ESTRATTO →
========
Mangiare sano

Verdure, parola all’esperto

06/11/2017

Le verdure non dovrebbero mai mancare sulle nostre tavole. È stato dimostrato che consumarne più di 400g al giorno contribuisce a diminuire il rischio di malattie cardiovascolari e tumori.

Ma perché fanno bene?

“Tanti i motivi, uno degli elementi sani di una dieta preventiva è la fibra alimentare: i residui dei vegetali resistenti ai nostri enzimi digestivi”, spiega Elena Dogliotti, biologa nutrizionista e ricercatrice sostenuta dalla Fondazione Umberto Veronesi. “La fibra influisce anche sul senso di sazietà senza introdurre troppe calorie, nutre i batteri buoni e ha un’azione detossificante e antitumorale”. Il consumo di verdure riduce la concentrazione degli zuccheri nel sangue dopo i pasti, limitando la produzione dell’insulina, che contribuisce alla formazione di cellule adipose e infiammazioni.

 

Le proprietà

“La verdura contiene sali minerali, vitamine e molecole bioattive con proprietà benefiche per la salute, dal potere antiossidante, anti-infiammatorio e con potenziale antitumorale” spiega Dogliotti. Il suggerimento è di variare secondo stagionalità e colori. “Cotture prolungate a elevate temperature rischiano di disperdere le proprietà delle verdure”, conclude l’esperta. Le tipologie di cotture migliori per mantenere le proprietà sono: vapore, forno a bassa temperatura e stufatura.
========
VERIFICA LA COMPRENSIONE →
1 - Rispondi a queste domande sull'articolo sulle verdure:
(a) Quanti grammi di verdure al giorno bisogna superare per ridurre il rischio di malattie cardiovascolari e tumori?
(b) Quale fondazione sostiene la ricercatrice Elena Dogliotti?
(c) Quali tipi di cottura mantengono meglio le proprietà delle verdure?
2 - Prosegui l'articolo sulle verdure a partire dalla frase successiva all'ultima riportata.
========
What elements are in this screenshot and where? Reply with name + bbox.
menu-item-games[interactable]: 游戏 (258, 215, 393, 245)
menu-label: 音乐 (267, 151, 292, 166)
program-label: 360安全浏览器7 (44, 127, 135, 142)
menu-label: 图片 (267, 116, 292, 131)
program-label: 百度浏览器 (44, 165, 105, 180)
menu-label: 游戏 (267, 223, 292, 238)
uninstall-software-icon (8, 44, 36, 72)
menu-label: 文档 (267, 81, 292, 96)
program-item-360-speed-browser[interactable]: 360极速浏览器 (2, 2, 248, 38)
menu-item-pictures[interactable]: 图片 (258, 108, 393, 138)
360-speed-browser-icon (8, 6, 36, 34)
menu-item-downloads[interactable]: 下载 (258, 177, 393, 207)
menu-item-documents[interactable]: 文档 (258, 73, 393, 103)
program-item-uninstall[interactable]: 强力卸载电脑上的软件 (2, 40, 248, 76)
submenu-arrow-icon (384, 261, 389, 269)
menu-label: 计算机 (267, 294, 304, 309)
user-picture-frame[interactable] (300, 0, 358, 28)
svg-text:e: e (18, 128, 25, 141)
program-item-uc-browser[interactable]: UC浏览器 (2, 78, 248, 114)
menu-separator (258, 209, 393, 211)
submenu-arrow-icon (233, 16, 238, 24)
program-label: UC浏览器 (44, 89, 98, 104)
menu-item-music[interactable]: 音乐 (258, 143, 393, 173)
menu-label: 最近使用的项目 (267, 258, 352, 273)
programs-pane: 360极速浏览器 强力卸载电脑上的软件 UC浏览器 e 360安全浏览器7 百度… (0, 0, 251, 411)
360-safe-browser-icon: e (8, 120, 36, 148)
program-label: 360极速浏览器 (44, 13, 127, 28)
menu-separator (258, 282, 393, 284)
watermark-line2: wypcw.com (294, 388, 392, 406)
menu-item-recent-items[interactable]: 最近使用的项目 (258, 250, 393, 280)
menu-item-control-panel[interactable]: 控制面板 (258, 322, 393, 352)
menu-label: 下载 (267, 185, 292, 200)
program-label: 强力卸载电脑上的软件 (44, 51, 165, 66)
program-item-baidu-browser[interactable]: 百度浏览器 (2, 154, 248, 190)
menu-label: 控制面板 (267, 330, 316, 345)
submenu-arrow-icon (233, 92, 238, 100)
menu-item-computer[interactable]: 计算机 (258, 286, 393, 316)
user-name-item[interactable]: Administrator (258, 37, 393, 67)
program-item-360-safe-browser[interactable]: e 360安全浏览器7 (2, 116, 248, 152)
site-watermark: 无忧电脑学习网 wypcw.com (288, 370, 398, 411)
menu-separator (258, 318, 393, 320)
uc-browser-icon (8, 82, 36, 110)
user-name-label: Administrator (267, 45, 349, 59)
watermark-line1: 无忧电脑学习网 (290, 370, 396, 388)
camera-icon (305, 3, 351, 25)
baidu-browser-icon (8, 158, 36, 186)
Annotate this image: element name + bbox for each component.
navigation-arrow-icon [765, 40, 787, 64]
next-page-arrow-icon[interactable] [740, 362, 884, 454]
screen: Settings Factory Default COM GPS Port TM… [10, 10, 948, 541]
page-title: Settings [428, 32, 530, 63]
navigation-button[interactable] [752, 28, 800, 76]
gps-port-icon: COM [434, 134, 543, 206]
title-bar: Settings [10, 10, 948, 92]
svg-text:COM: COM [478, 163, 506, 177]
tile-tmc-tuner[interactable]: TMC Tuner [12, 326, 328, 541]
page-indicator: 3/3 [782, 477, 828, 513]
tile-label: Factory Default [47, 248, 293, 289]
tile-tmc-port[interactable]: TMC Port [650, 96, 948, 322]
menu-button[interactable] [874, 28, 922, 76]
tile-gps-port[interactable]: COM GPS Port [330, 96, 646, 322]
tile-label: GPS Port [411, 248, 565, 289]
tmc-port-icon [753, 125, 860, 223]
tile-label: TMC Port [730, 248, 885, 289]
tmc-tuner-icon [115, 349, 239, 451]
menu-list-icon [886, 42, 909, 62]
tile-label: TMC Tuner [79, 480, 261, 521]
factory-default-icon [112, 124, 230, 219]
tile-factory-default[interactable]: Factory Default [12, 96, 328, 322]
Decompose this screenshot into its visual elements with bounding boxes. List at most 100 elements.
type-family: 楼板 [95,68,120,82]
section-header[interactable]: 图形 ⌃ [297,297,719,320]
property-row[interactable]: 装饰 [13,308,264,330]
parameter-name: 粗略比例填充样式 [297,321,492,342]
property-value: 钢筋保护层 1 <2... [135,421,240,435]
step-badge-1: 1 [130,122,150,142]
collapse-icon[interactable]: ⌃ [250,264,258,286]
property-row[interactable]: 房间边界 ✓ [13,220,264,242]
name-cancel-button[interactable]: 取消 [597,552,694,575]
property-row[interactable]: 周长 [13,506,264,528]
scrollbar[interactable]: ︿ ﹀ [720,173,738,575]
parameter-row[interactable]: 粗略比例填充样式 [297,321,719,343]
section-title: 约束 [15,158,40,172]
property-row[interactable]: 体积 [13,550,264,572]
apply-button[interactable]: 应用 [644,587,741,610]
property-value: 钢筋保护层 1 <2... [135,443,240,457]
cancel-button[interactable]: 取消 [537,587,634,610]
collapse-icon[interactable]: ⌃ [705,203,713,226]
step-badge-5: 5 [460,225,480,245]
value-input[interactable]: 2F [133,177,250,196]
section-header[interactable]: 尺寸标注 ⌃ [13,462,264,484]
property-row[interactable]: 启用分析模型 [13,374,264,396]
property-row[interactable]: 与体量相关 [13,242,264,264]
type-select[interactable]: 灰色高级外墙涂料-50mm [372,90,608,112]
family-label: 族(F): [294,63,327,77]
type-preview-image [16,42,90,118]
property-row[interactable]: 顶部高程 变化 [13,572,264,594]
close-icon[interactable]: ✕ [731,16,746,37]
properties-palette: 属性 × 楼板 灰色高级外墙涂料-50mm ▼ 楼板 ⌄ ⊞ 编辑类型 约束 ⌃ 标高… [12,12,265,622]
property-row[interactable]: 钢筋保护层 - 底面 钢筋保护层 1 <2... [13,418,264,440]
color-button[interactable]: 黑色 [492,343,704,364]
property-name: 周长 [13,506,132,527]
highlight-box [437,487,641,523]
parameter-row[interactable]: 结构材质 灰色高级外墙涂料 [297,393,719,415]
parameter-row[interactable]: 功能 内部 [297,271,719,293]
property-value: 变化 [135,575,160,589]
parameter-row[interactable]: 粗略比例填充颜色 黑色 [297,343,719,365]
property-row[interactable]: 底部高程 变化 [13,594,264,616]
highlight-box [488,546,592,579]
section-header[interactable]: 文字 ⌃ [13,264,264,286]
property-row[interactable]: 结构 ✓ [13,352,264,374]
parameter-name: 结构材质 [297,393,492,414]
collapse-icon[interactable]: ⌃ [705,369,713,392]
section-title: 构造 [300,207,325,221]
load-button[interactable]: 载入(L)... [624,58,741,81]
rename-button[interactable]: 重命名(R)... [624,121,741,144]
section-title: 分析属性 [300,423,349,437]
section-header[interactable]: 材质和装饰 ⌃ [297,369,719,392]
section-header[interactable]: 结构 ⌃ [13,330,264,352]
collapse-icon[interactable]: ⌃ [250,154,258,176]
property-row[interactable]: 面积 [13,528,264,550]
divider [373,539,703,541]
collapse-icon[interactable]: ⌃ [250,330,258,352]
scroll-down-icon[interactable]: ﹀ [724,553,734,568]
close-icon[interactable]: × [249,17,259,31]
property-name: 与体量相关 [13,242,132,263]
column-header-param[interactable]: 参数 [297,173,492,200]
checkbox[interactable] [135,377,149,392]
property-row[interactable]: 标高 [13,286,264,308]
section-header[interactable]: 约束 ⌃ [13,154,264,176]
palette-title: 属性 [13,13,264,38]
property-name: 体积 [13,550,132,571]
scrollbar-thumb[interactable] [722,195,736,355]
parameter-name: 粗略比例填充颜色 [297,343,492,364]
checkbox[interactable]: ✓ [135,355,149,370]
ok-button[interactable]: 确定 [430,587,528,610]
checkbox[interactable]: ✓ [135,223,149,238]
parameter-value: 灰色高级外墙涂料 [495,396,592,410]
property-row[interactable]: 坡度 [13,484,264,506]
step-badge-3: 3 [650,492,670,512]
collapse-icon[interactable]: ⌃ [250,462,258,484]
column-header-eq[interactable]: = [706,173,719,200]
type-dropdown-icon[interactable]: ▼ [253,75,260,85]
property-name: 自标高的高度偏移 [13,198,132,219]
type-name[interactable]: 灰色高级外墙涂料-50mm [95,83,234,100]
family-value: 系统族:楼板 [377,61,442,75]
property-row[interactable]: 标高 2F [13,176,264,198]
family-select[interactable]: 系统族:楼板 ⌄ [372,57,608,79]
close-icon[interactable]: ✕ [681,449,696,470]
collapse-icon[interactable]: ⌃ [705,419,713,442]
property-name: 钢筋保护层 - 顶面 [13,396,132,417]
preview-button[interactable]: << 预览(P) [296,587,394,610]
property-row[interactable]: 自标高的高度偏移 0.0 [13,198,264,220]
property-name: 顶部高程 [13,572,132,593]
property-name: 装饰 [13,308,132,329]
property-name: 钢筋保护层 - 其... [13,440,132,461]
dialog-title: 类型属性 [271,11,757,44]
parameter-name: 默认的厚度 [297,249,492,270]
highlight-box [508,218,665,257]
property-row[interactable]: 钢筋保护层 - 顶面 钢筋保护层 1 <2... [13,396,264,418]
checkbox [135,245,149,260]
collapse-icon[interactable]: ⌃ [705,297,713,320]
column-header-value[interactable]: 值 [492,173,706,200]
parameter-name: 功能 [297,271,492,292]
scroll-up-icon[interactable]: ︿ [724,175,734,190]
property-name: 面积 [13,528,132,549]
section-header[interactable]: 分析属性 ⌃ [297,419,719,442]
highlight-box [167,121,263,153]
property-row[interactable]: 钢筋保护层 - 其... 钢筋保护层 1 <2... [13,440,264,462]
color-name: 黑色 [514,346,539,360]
========
RISULTATI PER ESERCIZIO →
1 -
(a) Bisogna consumarne più di 400 g al giorno.
(b) La Fondazione Umberto Veronesi.
(c) La cottura a vapore, quella in forno a bassa temperatura e la stufatura.

2 -
A ogni colore le sue proprietà

Il blu viola caratteristico di barbabietole, melanzane, radicchio, cavolo nero, è dato dalle antocianine, a cui si aggiungono beta carotene, magnesio, vitamina C e potassio. Il verde di asparagi, bieta, broccoli, cavoli, carciofi, lattuga, rucola viene dalla clorofilla, in più troviamo acido folico, vitamina C, beta carotene, magnesio e luteina. Il bianco è tipico di aglio, cipolla, porro, cavolfiore, finocchio, sedano che hanno potassio, vitamina C, polifenoli e flavonoidi; cipolla, aglio e porro anche composti solforati. Infine il giallo/arancio di carote, peperoni e zucca indica vitamina C, carotenoidi  e flavonoidi.

Parla l’esperto: Elena Dogliotti è laureata in scienze biologiche e specializzata in scienze dell’alimentazione all’Università degli Studi di Milano. Vincitrice per il quinto anno di una borsa di ricerca della Fondazione Umberto Veronesi, ha svolto attività di ricerca in ambito nutrizionale presso l’Unità di Nefrologia e Dialisi dell’Ospedale San Paolo di Milano e attività di divulgazione e supervisione scientifica per la Fondazione.